WHAT YOU NEED TO DO – Among the lines below, count those with "Children". Give the total alone.

Raw records
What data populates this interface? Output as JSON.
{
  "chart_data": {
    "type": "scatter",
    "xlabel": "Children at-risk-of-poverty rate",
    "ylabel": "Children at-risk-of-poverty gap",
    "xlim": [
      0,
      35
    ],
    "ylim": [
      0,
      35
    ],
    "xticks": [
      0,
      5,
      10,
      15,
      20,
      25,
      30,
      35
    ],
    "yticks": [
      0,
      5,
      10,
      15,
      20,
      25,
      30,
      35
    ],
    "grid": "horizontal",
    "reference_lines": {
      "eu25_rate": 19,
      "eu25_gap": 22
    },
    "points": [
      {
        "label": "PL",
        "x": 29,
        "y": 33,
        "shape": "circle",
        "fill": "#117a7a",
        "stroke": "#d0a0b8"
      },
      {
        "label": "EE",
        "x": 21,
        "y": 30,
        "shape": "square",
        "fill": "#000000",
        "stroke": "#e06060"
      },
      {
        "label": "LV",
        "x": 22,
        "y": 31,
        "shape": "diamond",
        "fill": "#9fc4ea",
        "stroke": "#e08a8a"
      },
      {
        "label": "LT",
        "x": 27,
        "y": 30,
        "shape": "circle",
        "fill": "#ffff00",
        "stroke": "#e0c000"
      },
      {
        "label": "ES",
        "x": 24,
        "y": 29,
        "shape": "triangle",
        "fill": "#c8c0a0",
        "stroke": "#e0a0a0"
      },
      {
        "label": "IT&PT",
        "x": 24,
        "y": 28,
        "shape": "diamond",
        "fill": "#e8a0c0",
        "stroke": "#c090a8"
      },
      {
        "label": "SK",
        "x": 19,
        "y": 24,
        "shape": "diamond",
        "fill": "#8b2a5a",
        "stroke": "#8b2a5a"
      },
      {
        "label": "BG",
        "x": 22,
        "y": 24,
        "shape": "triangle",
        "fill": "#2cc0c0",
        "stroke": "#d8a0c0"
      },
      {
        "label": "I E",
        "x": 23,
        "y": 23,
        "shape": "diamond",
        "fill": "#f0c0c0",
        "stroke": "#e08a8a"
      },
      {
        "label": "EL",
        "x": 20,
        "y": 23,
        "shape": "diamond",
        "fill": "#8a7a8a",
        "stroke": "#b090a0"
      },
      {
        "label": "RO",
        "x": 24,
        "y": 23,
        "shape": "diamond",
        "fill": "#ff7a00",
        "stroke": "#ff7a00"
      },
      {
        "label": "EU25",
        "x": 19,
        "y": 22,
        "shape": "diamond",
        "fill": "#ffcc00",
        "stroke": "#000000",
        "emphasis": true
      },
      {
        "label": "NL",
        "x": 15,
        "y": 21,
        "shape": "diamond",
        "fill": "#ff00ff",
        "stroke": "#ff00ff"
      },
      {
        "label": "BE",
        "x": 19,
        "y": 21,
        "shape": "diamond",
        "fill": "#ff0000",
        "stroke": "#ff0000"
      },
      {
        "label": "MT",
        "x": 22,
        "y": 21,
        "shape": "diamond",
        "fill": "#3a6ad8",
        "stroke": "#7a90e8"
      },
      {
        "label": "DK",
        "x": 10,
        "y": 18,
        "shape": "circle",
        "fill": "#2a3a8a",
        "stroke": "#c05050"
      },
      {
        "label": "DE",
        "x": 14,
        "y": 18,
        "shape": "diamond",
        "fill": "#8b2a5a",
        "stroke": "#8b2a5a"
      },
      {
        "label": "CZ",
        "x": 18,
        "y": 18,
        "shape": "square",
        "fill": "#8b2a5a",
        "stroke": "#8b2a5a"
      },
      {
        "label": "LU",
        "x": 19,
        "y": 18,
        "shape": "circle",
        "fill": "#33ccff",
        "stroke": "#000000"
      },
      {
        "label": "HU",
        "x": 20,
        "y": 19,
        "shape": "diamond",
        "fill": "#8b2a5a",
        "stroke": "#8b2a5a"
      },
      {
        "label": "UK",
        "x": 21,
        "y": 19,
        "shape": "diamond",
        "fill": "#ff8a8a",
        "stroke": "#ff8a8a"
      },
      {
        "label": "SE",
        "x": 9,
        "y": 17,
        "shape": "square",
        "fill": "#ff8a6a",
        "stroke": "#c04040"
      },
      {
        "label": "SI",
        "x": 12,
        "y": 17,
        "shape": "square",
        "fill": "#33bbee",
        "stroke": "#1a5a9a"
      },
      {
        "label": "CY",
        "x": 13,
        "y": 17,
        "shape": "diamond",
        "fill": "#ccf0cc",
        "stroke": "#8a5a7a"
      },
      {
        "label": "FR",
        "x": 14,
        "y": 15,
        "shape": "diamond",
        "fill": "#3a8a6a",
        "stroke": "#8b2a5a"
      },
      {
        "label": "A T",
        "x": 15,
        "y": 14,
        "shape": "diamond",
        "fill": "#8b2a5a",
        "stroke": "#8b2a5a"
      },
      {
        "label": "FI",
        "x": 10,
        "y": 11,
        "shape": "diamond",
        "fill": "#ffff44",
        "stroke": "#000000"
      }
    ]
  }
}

RIGHT ANSWER – 2